**Objective**
Below are records. Copy every line with "this" in it.

(Items from a dataset)
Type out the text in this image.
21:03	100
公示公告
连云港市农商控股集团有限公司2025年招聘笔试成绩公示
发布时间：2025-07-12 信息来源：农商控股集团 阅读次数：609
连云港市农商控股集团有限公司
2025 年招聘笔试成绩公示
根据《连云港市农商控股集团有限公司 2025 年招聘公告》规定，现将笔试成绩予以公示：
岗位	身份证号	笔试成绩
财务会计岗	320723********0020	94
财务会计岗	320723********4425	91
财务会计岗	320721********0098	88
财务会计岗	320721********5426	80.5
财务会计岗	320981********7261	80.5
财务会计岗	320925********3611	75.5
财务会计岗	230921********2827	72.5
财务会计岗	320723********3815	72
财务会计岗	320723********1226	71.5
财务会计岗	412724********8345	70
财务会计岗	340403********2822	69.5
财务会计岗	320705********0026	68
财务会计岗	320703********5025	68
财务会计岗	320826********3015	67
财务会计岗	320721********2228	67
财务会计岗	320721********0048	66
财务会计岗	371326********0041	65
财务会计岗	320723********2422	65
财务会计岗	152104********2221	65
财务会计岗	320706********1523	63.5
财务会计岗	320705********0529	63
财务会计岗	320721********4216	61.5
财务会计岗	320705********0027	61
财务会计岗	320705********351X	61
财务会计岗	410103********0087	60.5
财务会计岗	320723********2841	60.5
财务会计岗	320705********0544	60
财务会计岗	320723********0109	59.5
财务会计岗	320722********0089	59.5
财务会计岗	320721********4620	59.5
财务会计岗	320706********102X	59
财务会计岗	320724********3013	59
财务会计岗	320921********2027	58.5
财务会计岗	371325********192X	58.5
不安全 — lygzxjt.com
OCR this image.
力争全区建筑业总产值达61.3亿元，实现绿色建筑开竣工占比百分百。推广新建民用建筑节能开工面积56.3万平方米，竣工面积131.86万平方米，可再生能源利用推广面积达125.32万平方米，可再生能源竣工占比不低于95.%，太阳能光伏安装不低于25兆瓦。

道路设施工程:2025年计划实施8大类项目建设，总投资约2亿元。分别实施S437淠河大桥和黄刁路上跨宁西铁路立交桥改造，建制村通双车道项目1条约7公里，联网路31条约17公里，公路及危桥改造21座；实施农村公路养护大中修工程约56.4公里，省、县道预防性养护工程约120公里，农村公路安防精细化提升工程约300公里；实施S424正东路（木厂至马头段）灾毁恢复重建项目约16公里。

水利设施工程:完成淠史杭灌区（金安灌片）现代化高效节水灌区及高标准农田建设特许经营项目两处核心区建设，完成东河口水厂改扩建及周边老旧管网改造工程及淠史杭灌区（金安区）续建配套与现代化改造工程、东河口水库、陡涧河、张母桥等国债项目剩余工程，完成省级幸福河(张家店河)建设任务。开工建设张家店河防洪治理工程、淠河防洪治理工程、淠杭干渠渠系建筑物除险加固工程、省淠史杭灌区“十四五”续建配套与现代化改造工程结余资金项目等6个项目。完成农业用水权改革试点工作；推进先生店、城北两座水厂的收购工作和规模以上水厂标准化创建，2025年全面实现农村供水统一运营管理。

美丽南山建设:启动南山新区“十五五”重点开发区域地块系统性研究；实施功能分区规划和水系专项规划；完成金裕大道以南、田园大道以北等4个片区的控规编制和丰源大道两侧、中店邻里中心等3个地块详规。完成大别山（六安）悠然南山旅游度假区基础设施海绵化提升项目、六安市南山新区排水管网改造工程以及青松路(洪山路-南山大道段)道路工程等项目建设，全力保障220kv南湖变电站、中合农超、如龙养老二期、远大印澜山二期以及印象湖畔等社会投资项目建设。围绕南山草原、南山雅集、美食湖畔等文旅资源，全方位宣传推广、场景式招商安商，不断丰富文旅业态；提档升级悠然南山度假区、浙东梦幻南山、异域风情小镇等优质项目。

**Right answer**
Type out the text in this image.
OCR this image.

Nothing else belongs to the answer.